#### [Written request]
Every line below that contains "What" is to be copied.

#### [Dataset records]
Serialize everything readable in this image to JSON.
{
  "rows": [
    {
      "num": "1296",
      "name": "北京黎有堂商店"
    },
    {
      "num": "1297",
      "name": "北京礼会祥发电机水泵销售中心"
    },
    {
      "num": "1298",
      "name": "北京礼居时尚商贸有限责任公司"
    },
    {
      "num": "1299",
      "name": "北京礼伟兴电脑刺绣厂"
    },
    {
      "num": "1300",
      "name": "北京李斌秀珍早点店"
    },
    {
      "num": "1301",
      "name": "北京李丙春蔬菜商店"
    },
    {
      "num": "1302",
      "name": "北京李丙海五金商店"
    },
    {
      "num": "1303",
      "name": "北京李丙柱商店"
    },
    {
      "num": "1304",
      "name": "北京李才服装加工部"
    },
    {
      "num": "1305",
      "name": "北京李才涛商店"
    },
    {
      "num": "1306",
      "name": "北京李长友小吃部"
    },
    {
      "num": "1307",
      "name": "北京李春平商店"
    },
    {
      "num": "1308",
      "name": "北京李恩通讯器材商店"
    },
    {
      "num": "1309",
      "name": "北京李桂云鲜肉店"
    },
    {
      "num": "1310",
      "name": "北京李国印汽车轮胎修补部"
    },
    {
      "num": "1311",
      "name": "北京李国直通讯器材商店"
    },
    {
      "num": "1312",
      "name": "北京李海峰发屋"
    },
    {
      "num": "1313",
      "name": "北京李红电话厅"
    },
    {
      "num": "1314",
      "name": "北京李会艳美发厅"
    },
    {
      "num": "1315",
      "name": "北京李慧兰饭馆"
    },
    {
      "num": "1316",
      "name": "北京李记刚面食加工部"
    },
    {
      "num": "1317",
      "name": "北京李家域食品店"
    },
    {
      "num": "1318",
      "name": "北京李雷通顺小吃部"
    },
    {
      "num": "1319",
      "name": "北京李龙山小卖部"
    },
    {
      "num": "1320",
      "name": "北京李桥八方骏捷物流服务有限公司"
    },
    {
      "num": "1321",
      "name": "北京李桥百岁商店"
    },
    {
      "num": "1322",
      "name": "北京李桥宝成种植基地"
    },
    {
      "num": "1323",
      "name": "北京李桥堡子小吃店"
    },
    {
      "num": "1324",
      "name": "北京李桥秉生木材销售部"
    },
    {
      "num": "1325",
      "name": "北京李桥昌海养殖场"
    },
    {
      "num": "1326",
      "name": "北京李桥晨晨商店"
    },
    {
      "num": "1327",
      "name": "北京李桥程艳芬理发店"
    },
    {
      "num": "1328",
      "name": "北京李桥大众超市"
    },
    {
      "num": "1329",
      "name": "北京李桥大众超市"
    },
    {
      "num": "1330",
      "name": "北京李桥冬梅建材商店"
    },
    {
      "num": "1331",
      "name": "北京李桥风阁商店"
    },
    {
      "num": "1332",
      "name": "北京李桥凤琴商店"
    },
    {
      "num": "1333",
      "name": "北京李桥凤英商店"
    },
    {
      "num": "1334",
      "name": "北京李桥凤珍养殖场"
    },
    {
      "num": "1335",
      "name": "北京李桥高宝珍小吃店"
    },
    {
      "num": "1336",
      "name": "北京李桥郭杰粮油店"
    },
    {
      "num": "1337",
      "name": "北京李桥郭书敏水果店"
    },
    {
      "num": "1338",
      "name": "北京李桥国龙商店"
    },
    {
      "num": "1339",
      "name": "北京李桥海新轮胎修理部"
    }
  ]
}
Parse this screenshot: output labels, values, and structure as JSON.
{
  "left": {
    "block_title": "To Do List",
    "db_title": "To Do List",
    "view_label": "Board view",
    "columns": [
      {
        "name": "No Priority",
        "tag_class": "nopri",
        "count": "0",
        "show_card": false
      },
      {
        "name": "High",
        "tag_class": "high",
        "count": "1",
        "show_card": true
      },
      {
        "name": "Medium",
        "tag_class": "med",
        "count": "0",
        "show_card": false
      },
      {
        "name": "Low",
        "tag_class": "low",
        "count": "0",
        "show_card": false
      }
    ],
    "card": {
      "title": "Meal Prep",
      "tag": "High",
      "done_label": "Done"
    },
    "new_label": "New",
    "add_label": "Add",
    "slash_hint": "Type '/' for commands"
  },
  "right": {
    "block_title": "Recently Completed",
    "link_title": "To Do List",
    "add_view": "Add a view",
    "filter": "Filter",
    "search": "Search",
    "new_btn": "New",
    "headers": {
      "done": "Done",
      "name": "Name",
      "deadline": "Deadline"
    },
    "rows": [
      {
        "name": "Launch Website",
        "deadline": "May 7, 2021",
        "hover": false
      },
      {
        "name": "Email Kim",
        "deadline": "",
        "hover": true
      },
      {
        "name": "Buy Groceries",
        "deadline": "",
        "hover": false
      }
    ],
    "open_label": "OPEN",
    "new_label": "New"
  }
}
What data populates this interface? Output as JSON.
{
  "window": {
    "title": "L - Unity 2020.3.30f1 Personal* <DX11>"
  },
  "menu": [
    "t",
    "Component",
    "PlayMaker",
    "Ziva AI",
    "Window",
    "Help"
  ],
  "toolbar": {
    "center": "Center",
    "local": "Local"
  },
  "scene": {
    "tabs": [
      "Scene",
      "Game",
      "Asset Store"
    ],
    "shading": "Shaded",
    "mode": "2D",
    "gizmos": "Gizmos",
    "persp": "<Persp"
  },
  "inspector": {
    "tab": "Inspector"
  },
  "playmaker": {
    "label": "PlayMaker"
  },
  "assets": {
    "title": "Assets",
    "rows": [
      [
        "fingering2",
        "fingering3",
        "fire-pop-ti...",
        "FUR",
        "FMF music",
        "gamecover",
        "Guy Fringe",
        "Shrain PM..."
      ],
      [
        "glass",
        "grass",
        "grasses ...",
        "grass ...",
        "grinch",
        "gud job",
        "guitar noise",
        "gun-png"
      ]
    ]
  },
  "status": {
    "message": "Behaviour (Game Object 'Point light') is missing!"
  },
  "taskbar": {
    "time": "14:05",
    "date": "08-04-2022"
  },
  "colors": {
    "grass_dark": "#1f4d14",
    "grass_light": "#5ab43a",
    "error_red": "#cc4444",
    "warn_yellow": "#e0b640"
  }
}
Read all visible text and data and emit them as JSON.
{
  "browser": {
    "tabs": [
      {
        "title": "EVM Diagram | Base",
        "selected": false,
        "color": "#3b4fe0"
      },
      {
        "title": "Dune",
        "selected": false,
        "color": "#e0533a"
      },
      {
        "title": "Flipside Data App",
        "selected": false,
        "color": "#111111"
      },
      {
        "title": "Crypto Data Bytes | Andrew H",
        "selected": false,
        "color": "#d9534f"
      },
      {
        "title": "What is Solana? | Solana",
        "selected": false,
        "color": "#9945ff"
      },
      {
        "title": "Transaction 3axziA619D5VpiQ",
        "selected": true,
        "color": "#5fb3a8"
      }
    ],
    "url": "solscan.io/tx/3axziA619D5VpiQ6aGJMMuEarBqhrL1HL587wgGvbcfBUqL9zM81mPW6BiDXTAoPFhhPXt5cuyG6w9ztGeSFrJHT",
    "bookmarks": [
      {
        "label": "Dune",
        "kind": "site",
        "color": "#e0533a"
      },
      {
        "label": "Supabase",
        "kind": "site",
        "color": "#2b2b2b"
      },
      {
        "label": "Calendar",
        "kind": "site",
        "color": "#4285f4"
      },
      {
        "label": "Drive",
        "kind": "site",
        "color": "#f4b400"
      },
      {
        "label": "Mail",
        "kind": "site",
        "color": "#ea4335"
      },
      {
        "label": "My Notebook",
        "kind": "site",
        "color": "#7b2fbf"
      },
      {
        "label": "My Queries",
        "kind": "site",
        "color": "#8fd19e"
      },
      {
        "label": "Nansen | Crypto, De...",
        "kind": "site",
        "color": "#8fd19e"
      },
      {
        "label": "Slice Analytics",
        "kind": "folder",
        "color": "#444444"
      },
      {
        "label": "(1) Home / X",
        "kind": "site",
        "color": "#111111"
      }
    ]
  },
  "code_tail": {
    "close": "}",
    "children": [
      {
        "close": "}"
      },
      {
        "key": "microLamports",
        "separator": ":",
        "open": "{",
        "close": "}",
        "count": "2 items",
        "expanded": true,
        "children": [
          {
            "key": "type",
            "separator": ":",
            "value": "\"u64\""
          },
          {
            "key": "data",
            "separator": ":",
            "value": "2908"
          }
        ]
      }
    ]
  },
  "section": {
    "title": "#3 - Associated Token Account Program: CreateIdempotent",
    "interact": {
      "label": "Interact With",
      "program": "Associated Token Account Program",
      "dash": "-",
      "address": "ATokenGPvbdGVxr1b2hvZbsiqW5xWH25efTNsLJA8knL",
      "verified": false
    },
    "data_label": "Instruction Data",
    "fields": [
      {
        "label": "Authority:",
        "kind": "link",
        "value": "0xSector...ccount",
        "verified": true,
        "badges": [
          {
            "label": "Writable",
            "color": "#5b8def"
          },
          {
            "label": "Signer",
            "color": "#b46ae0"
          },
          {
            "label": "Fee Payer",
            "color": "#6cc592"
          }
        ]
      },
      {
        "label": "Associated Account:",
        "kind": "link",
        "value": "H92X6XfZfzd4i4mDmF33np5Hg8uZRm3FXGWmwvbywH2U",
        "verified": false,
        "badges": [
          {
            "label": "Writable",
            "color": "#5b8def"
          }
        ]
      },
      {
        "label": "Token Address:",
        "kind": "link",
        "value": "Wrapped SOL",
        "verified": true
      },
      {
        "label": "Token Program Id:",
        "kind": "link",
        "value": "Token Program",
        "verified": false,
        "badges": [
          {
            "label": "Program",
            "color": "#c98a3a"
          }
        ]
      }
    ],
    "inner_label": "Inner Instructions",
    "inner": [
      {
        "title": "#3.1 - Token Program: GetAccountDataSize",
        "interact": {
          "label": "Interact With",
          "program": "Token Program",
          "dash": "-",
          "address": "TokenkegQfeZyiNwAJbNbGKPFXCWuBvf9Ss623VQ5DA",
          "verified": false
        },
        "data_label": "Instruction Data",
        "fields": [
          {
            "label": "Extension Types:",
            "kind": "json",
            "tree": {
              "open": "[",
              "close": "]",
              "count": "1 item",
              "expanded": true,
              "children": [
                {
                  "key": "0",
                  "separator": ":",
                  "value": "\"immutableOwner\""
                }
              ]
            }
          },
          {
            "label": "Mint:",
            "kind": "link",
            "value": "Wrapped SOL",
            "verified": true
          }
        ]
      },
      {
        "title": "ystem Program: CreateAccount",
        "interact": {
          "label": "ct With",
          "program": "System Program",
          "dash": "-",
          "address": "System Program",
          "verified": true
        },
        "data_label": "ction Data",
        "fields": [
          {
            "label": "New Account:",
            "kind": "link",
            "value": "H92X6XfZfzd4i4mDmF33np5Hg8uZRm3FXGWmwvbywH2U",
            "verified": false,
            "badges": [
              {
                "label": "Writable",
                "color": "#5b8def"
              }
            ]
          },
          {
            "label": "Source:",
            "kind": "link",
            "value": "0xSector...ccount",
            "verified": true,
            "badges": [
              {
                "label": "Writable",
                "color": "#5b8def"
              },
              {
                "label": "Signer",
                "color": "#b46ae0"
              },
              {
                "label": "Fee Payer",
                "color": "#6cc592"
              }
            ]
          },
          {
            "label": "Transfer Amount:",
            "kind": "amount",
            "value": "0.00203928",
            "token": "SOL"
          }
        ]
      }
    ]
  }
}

#### [Response to this exercise]
What data populates this interface? Output as JSON.
        "title": "What is Solana? | Solana",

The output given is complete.